:: EXERCISE DESCRIPTION ::
Note each line where "Российской" appears, and copy it.
<<<<
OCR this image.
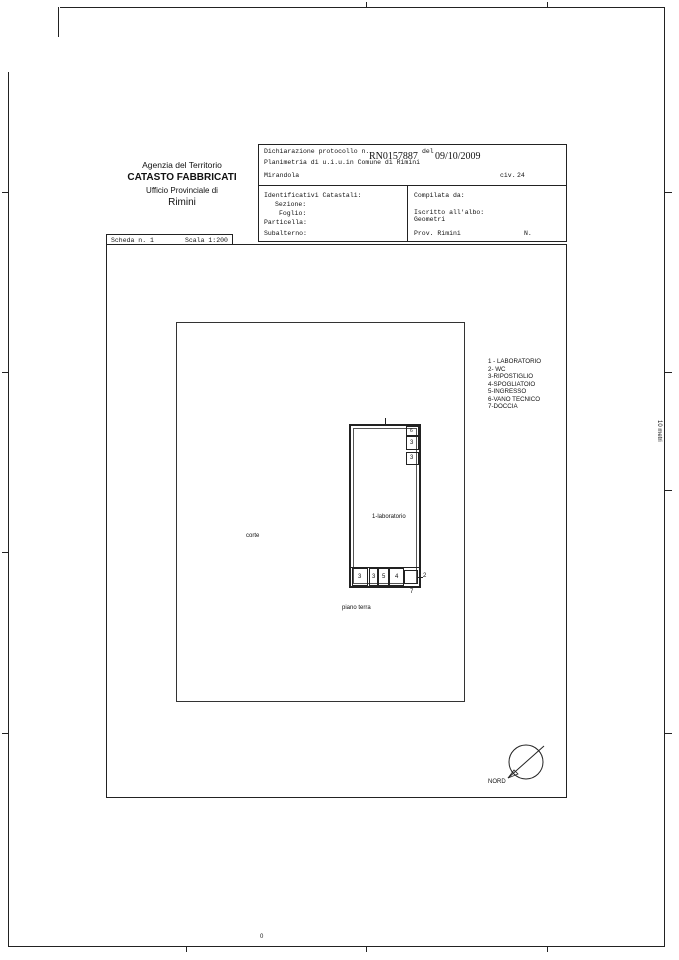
10 metri
0
Agenzia del Territorio
CATASTO FABBRICATI
Ufficio Provinciale di
Rimini
Dichiarazione protocollo n. RN0157887 del 09/10/2009
Planimetria di u.i.u.in Comune di Rimini
Mirandola	civ. 24
Identificativi Catastali:
Sezione:
Foglio:
Particella:
Subalterno:
Compilata da:
Iscritto all'albo:
Geometri
Prov. Rimini	N.
Scheda n. 1	Scala 1:200
corte
1 - LABORATORIO
2- WC
3-RIPOSTIGLIO
4-SPOGLIATOIO
5-INGRESSO
6-VANO TECNICO
7-DOCCIA
6
3
3
1-laboratorio
3 3 5 4	2
7
piano terra
NORD
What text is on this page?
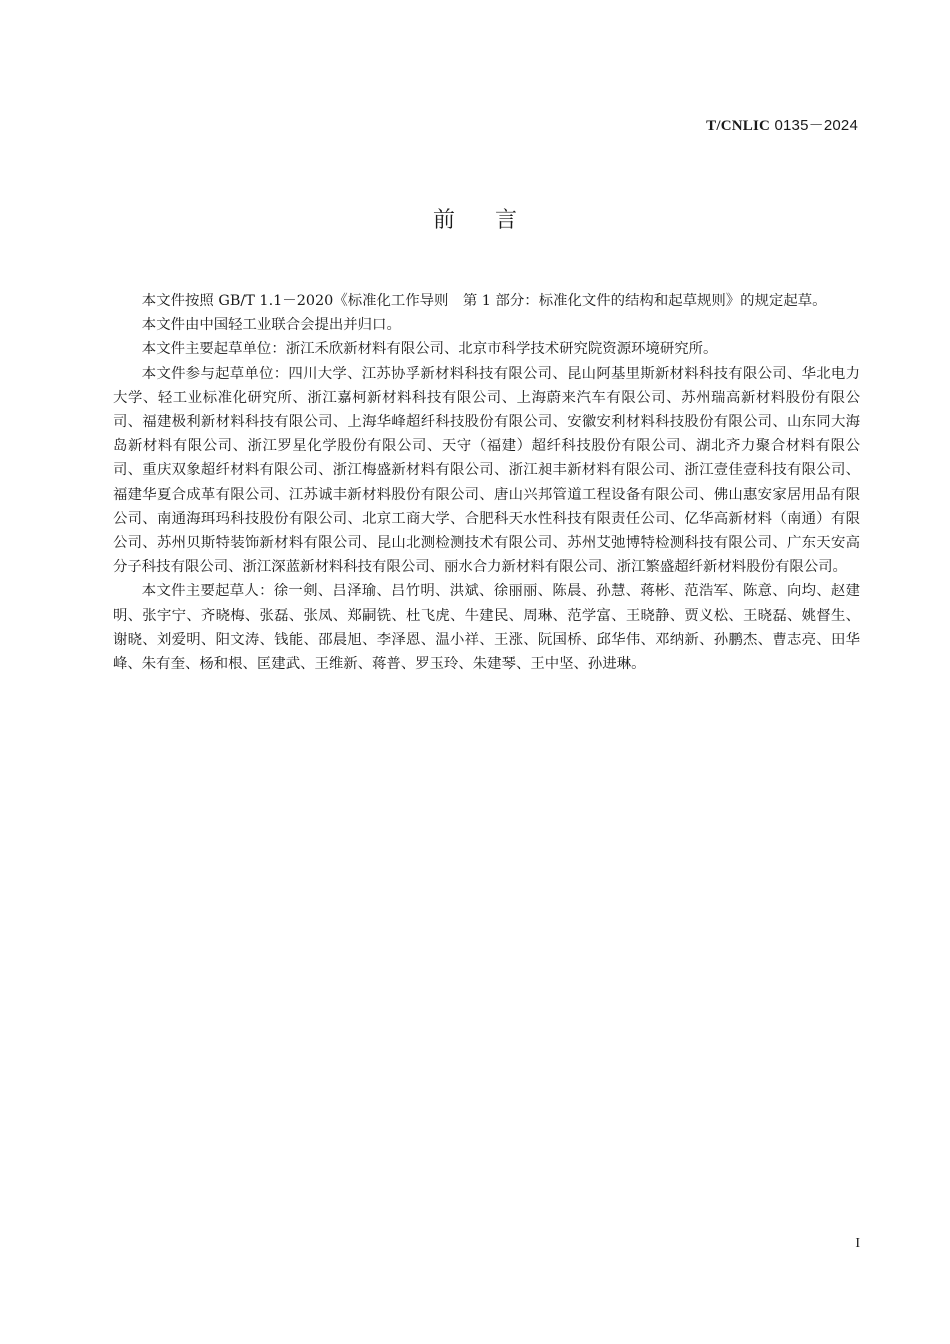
T/CNLIC 0135－2024
前言

本文件按照 GB/T 1.1－2020《标准化工作导则　第 1 部分：标准化文件的结构和起草规则》的规定起草。

本文件由中国轻工业联合会提出并归口。

本文件主要起草单位：浙江禾欣新材料有限公司、北京市科学技术研究院资源环境研究所。

本文件参与起草单位：四川大学、江苏协孚新材料科技有限公司、昆山阿基里斯新材料科技有限公司、华北电力大学、轻工业标准化研究所、浙江嘉柯新材料科技有限公司、上海蔚来汽车有限公司、苏州瑞高新材料股份有限公司、福建极利新材料科技有限公司、上海华峰超纤科技股份有限公司、安徽安利材料科技股份有限公司、山东同大海岛新材料有限公司、浙江罗星化学股份有限公司、天守（福建）超纤科技股份有限公司、湖北齐力聚合材料有限公司、重庆双象超纤材料有限公司、浙江梅盛新材料有限公司、浙江昶丰新材料有限公司、浙江壹佳壹科技有限公司、福建华夏合成革有限公司、江苏诚丰新材料股份有限公司、唐山兴邦管道工程设备有限公司、佛山惠安家居用品有限公司、南通海珥玛科技股份有限公司、北京工商大学、合肥科天水性科技有限责任公司、亿华高新材料（南通）有限公司、苏州贝斯特装饰新材料有限公司、昆山北测检测技术有限公司、苏州艾弛博特检测科技有限公司、广东天安高分子科技有限公司、浙江深蓝新材料科技有限公司、丽水合力新材料有限公司、浙江繁盛超纤新材料股份有限公司。

本文件主要起草人：徐一剣、吕泽瑜、吕竹明、洪斌、徐丽丽、陈晨、孙慧、蒋彬、范浩军、陈意、向均、赵建明、张宇宁、齐晓梅、张磊、张凤、郑嗣铣、杜飞虎、牛建民、周琳、范学富、王晓静、贾义松、王晓磊、姚督生、谢晓、刘爱明、阳文涛、钱能、邵晨旭、李泽恩、温小祥、王涨、阮国桥、邱华伟、邓纳新、孙鹏杰、曹志亮、田华峰、朱有奎、杨和根、匡建武、王维新、蒋普、罗玉玲、朱建琴、王中坚、孙进琳。

I
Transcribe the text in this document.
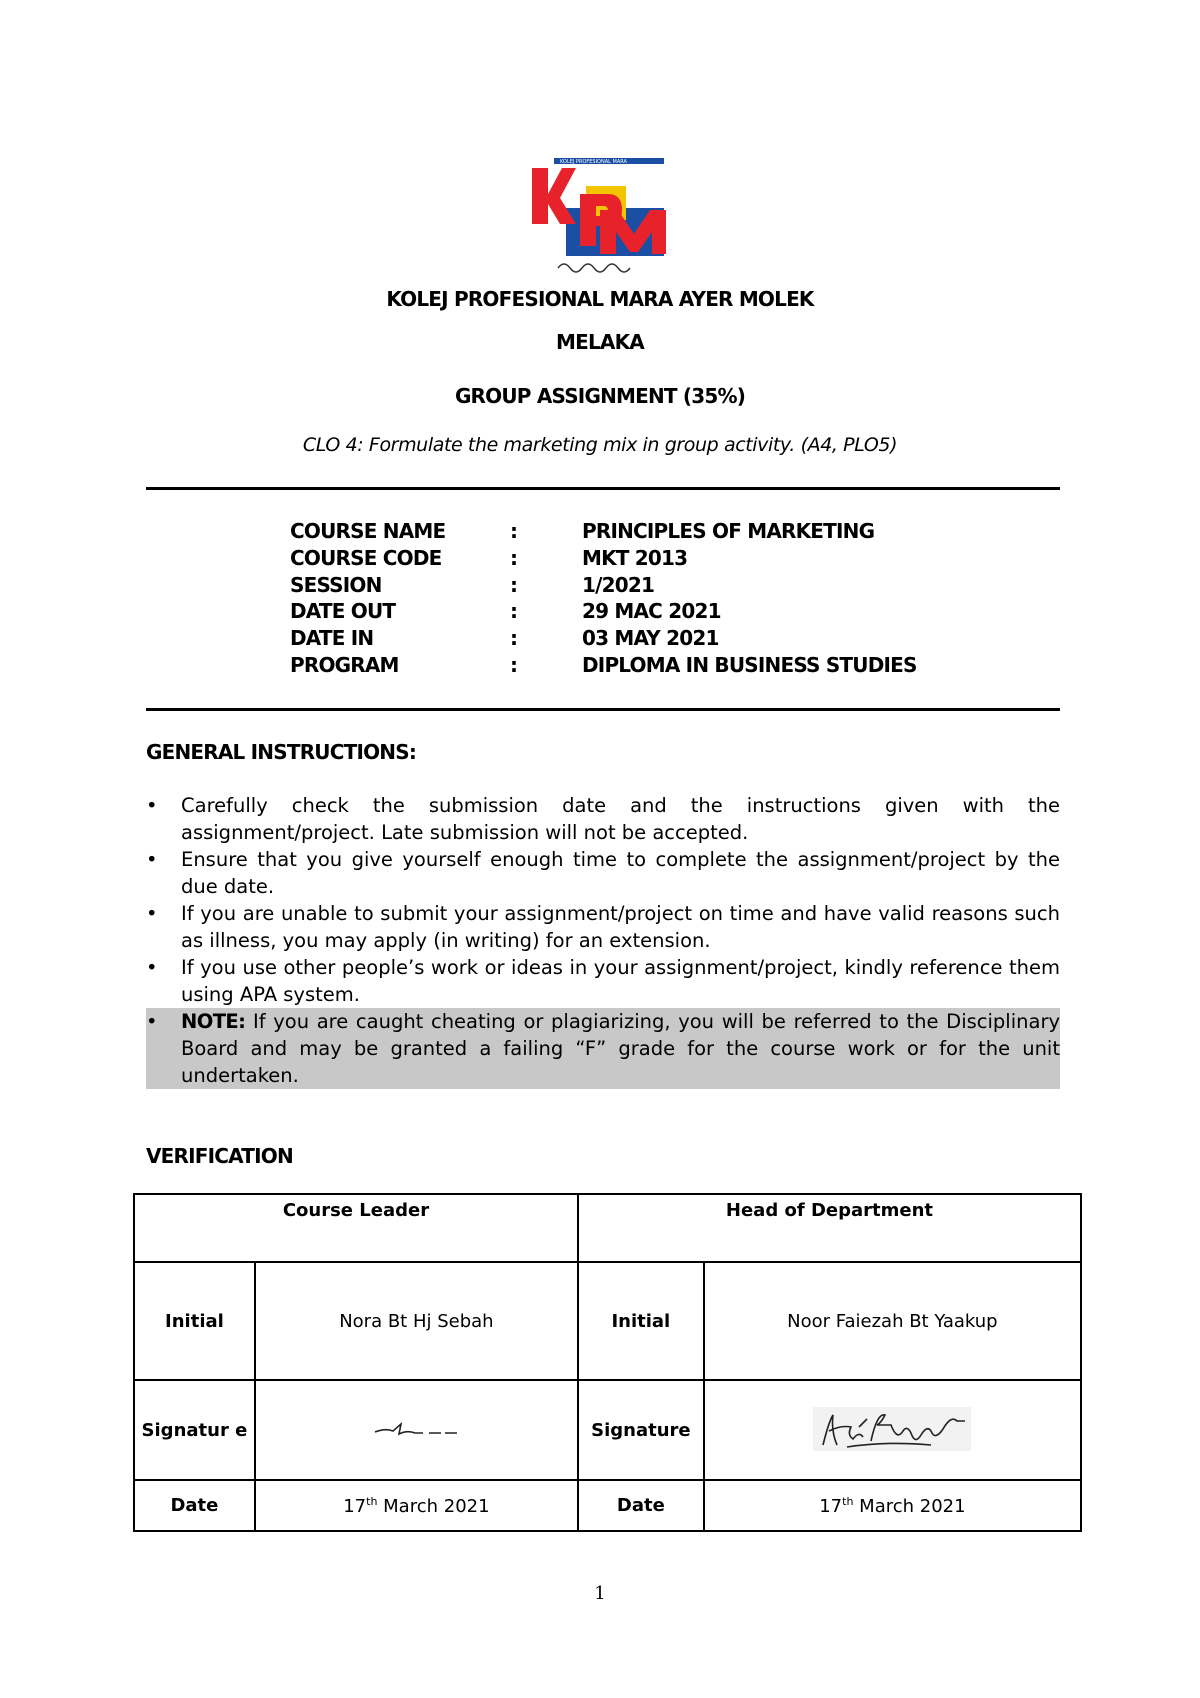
KOLEJ PROFESIONAL MARA
KOLEJ PROFESIONAL MARA AYER MOLEK
MELAKA
GROUP ASSIGNMENT (35%)
CLO 4: Formulate the marketing mix in group activity. (A4, PLO5)
COURSE NAME	:	PRINCIPLES OF MARKETING
COURSE CODE	:	MKT 2013
SESSION	:	1/2021
DATE OUT	:	29 MAC 2021
DATE IN	:	03 MAY 2021
PROGRAM	:	DIPLOMA IN BUSINESS STUDIES
GENERAL INSTRUCTIONS:
• Carefully check the submission date and the instructions given with the assignment/project. Late submission will not be accepted.
• Ensure that you give yourself enough time to complete the assignment/project by the due date.
• If you are unable to submit your assignment/project on time and have valid reasons such as illness, you may apply (in writing) for an extension.
• If you use other people’s work or ideas in your assignment/project, kindly reference them using APA system.
• NOTE: If you are caught cheating or plagiarizing, you will be referred to the Disciplinary Board and may be granted a failing “F” grade for the course work or for the unit undertaken.
VERIFICATION
Course Leader		Head of Department	
Initial	Nora Bt Hj Sebah	Initial	Noor Faiezah Bt Yaakup
Signatur e		Signature	

Date	17th March 2021	Date	17th March 2021
1
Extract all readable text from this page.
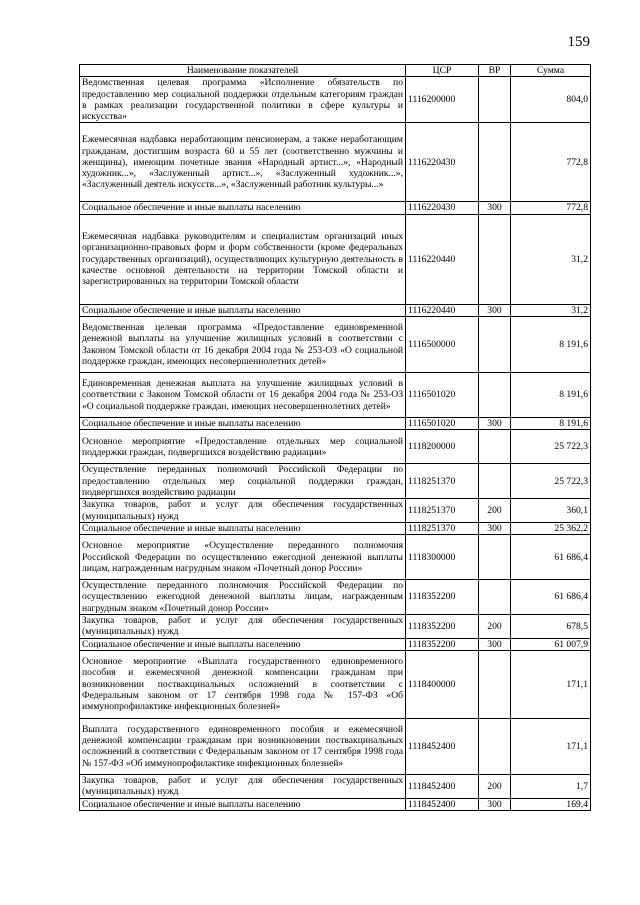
159
Наименование показателей	ЦСР	ВР	Сумма
Ведомственная целевая программа «Исполнение обязательств по предоставлению мер социальной поддержки отдельным категориям граждан в рамках реализации государственной политики в сфере культуры и искусства»	1116200000		804,0
Ежемесячная надбавка неработающим пенсионерам, а также неработающим гражданам, достигшим возраста 60 и 55 лет (соответственно мужчины и женщины), имеющим почетные звания «Народный артист...», «Народный художник...», «Заслуженный артист...», «Заслуженный художник...», «Заслуженный деятель искусств...», «Заслуженный работник культуры...»	1116220430		772,8
Социальное обеспечение и иные выплаты населению	1116220430	300	772,8
Ежемесячная надбавка руководителям и специалистам организаций иных организационно-правовых форм и форм собственности (кроме федеральных государственных организаций), осуществляющих культурную деятельность в качестве основной деятельности на территории Томской области и зарегистрированных на территории Томской области	1116220440		31,2
Социальное обеспечение и иные выплаты населению	1116220440	300	31,2
Ведомственная целевая программа «Предоставление единовременной денежной выплаты на улучшение жилищных условий в соответствии с Законом Томской области от 16 декабря 2004 года № 253-ОЗ «О социальной поддержке граждан, имеющих несовершеннолетних детей»	1116500000		8 191,6
Единовременная денежная выплата на улучшение жилищных условий в соответствии с Законом Томской области от 16 декабря 2004 года № 253-ОЗ «О социальной поддержке граждан, имеющих несовершеннолетних детей»	1116501020		8 191,6
Социальное обеспечение и иные выплаты населению	1116501020	300	8 191,6
Основное мероприятие «Предоставление отдельных мер социальной поддержки граждан, подвергшихся воздействию радиации»	1118200000		25 722,3
Осуществление переданных полномочий Российской Федерации по предоставлению отдельных мер социальной поддержки граждан, подвергшихся воздействию радиации	1118251370		25 722,3
Закупка товаров, работ и услуг для обеспечения государственных (муниципальных) нужд	1118251370	200	360,1
Социальное обеспечение и иные выплаты населению	1118251370	300	25 362,2
Основное мероприятие «Осуществление переданного полномочия Российской Федерации по осуществлению ежегодной денежной выплаты лицам, награжденным нагрудным знаком «Почетный донор России»	1118300000		61 686,4
Осуществление переданного полномочия Российской Федерации по осуществлению ежегодной денежной выплаты лицам, награжденным нагрудным знаком «Почетный донор России»	1118352200		61 686,4
Закупка товаров, работ и услуг для обеспечения государственных (муниципальных) нужд	1118352200	200	678,5
Социальное обеспечение и иные выплаты населению	1118352200	300	61 007,9
Основное мероприятие «Выплата государственного единовременного пособия и ежемесячной денежной компенсации гражданам при возникновении поствакцинальных осложнений в соответствии с Федеральным законом от 17 сентября 1998 года № 157-ФЗ «Об иммунопрофилактике инфекционных болезней»	1118400000		171,1
Выплата государственного единовременного пособия и ежемесячной денежной компенсации гражданам при возникновении поствакцинальных осложнений в соответствии с Федеральным законом от 17 сентября 1998 года № 157-ФЗ «Об иммунопрофилактике инфекционных болезней»	1118452400		171,1
Закупка товаров, работ и услуг для обеспечения государственных (муниципальных) нужд	1118452400	200	1,7
Социальное обеспечение и иные выплаты населению	1118452400	300	169,4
>>>>
:: CORRECT OUTPUT ::
Осуществление переданных полномочий Российской Федерации по предоставлению отдельных мер социальной поддержки граждан, подвергшихся воздействию радиации	1118251370		25 722,3
Основное мероприятие «Осуществление переданного полномочия Российской Федерации по осуществлению ежегодной денежной выплаты лицам, награжденным нагрудным знаком «Почетный донор России»	1118300000		61 686,4
Осуществление переданного полномочия Российской Федерации по осуществлению ежегодной денежной выплаты лицам, награжденным нагрудным знаком «Почетный донор России»	1118352200		61 686,4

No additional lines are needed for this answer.